** START OF Source records **

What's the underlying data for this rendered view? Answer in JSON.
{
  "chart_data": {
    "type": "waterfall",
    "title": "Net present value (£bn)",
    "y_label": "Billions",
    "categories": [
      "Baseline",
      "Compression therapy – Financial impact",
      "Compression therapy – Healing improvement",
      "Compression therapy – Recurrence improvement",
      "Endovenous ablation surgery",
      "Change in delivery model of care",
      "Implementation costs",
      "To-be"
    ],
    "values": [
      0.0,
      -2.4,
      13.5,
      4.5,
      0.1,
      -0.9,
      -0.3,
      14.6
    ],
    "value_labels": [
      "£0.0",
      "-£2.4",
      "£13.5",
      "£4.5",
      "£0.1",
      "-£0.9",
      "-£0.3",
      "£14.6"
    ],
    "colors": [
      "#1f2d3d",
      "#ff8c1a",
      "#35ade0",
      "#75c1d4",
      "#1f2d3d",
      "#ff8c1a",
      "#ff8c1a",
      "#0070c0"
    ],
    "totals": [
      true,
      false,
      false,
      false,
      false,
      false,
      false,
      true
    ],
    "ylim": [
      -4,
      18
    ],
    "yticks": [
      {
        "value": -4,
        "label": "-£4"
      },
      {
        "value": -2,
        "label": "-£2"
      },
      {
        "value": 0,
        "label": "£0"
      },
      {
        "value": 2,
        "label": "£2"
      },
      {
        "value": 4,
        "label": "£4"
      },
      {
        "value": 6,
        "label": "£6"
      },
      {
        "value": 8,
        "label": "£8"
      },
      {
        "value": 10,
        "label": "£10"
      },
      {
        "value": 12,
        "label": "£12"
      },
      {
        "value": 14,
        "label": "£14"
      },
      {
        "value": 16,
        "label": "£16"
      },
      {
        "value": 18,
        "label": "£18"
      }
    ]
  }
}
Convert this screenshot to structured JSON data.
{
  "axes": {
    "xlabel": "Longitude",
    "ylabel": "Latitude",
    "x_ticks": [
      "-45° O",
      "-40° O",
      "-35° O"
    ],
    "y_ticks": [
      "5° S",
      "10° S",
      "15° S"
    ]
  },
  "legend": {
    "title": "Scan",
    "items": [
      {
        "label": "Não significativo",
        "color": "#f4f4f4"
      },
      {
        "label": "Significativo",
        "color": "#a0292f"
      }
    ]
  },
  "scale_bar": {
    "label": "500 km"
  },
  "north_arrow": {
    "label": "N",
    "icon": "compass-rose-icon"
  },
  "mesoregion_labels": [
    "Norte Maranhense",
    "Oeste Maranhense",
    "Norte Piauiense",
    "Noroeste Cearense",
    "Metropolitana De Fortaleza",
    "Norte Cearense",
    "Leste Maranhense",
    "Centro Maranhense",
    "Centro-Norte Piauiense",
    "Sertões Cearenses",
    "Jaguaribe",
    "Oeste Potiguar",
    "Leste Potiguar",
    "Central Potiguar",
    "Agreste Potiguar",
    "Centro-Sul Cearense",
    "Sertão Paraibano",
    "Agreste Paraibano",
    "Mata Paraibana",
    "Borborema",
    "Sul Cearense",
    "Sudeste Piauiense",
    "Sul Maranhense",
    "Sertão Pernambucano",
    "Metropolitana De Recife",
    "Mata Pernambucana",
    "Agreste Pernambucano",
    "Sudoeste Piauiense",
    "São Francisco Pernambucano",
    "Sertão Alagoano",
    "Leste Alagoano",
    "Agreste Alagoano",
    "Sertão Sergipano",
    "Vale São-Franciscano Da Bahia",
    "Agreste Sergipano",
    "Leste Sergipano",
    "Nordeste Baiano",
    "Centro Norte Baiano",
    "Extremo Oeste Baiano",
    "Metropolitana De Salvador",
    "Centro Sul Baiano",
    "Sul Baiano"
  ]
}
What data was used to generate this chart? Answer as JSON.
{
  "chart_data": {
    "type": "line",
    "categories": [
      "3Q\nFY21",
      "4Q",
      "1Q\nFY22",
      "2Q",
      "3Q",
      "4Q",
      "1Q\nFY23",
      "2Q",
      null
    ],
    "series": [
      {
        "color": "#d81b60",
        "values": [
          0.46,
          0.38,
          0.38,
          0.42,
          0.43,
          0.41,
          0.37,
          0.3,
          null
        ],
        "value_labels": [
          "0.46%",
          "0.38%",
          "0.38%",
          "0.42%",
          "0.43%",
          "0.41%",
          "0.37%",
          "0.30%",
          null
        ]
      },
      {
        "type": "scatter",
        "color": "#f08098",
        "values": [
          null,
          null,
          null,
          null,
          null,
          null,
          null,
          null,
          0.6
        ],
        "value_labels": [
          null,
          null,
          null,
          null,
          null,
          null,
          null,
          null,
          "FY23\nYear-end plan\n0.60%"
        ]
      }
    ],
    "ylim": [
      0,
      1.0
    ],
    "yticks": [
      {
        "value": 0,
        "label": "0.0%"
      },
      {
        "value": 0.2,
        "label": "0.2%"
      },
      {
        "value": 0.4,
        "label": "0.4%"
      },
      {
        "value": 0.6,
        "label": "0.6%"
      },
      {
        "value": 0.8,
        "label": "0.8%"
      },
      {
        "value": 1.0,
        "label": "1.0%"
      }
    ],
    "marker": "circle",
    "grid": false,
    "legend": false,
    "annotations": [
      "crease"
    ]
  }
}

** END OF Source records **
** START OF Source records **

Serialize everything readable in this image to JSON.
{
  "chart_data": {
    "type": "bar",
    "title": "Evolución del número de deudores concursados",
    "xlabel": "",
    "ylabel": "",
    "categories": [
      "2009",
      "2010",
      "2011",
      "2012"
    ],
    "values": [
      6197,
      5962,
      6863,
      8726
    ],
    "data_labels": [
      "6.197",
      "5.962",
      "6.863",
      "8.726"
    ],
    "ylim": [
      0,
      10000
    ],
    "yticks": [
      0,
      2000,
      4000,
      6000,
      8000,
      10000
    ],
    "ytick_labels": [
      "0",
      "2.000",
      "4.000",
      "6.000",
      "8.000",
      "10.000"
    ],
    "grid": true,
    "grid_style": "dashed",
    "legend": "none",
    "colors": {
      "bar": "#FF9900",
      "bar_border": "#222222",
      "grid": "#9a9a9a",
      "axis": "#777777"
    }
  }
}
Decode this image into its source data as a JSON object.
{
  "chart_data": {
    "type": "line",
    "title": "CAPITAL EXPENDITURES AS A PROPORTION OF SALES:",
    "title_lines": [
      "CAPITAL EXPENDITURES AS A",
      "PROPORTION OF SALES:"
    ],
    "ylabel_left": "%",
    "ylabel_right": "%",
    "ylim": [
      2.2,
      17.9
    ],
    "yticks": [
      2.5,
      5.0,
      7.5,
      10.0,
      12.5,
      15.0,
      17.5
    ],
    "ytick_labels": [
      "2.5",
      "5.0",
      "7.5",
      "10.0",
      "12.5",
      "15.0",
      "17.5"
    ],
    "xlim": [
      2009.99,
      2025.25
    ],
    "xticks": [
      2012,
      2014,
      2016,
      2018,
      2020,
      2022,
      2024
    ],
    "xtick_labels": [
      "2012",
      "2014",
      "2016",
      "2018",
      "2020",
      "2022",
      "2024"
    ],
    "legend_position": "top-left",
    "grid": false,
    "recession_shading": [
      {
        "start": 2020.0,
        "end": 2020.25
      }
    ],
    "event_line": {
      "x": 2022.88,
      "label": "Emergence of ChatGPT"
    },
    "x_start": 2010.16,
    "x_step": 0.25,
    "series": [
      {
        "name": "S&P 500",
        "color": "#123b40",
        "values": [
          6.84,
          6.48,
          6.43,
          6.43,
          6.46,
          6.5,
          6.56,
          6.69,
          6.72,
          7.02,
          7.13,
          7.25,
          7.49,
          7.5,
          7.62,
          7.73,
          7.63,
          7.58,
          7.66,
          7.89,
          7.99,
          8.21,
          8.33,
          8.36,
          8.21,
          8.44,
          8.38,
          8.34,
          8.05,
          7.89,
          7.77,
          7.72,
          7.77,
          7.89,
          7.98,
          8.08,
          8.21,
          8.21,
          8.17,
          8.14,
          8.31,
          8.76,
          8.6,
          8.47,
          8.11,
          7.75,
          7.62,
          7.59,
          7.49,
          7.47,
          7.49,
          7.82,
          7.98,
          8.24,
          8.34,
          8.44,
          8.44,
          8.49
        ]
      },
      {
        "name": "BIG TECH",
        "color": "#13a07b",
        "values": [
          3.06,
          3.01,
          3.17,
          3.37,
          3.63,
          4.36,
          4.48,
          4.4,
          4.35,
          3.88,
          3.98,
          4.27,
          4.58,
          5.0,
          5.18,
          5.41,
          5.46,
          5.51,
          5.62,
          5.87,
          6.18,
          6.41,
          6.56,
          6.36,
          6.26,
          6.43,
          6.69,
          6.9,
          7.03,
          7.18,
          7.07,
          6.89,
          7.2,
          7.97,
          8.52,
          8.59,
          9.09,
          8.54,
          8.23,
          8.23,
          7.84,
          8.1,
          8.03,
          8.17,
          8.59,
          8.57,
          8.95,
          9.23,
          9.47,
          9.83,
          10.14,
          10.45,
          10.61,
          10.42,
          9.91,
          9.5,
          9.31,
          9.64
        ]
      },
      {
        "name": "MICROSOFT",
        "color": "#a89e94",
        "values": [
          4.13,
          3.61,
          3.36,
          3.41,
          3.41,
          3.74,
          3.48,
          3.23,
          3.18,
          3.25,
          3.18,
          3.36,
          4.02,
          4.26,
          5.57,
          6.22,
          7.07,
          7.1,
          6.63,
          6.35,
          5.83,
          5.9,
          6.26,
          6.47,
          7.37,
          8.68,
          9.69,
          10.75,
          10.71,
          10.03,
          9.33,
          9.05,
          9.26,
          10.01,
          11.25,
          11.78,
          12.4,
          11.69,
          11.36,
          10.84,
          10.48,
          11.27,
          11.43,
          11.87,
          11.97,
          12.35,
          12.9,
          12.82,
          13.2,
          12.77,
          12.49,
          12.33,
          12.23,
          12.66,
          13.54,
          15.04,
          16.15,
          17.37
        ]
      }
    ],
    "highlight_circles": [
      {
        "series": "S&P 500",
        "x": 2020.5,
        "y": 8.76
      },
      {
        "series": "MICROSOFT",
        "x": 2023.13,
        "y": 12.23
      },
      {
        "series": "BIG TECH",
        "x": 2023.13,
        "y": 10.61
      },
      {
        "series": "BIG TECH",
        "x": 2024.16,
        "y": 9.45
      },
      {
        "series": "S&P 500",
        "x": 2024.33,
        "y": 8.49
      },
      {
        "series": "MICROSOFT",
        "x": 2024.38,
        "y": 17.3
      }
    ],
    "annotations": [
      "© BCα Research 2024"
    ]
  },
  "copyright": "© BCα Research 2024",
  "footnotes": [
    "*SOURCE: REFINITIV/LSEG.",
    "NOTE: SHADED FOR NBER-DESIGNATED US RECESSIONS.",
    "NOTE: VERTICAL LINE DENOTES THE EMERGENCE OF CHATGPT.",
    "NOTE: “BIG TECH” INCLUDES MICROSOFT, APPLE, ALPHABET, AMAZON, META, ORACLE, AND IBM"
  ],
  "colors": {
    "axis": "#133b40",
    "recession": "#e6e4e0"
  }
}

** END OF Source records **

**Written instruction:** Go through the data and count each line that has the word "type", then give the total alone.

**Answer to the task:** 5